START

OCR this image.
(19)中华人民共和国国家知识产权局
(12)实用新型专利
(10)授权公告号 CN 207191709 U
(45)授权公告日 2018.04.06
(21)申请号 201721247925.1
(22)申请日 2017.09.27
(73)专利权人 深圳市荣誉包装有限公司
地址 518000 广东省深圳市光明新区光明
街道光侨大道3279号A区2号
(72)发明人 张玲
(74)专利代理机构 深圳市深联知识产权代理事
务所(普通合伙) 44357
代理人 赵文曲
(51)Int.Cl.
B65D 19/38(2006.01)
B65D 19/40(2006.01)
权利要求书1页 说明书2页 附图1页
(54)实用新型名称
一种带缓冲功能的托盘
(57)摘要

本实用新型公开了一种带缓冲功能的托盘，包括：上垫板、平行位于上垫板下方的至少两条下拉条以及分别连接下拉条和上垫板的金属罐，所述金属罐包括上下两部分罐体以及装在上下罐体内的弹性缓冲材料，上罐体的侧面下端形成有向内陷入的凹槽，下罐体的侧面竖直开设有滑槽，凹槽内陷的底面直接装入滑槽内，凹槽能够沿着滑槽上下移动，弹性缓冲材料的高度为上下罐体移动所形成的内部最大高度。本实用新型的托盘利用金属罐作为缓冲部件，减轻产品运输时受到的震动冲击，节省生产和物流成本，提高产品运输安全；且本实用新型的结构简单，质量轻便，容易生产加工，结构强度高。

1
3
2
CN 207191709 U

END

- [Objective]: Retype all of the entries precisely as they are.

- [Full response]:
OCR this image.
(19)中华人民共和国国家知识产权局
(12)实用新型专利
(10)授权公告号 CN 207191709 U
(45)授权公告日 2018.04.06
(21)申请号 201721247925.1
(22)申请日 2017.09.27
(73)专利权人 深圳市荣誉包装有限公司
地址 518000 广东省深圳市光明新区光明
街道光侨大道3279号A区2号
(72)发明人 张玲
(74)专利代理机构 深圳市深联知识产权代理事
务所(普通合伙) 44357
代理人 赵文曲
(51)Int.Cl.
B65D 19/38(2006.01)
B65D 19/40(2006.01)
权利要求书1页 说明书2页 附图1页
(54)实用新型名称
一种带缓冲功能的托盘
(57)摘要

本实用新型公开了一种带缓冲功能的托盘，包括：上垫板、平行位于上垫板下方的至少两条下拉条以及分别连接下拉条和上垫板的金属罐，所述金属罐包括上下两部分罐体以及装在上下罐体内的弹性缓冲材料，上罐体的侧面下端形成有向内陷入的凹槽，下罐体的侧面竖直开设有滑槽，凹槽内陷的底面直接装入滑槽内，凹槽能够沿着滑槽上下移动，弹性缓冲材料的高度为上下罐体移动所形成的内部最大高度。本实用新型的托盘利用金属罐作为缓冲部件，减轻产品运输时受到的震动冲击，节省生产和物流成本，提高产品运输安全；且本实用新型的结构简单，质量轻便，容易生产加工，结构强度高。

1
3
2
CN 207191709 U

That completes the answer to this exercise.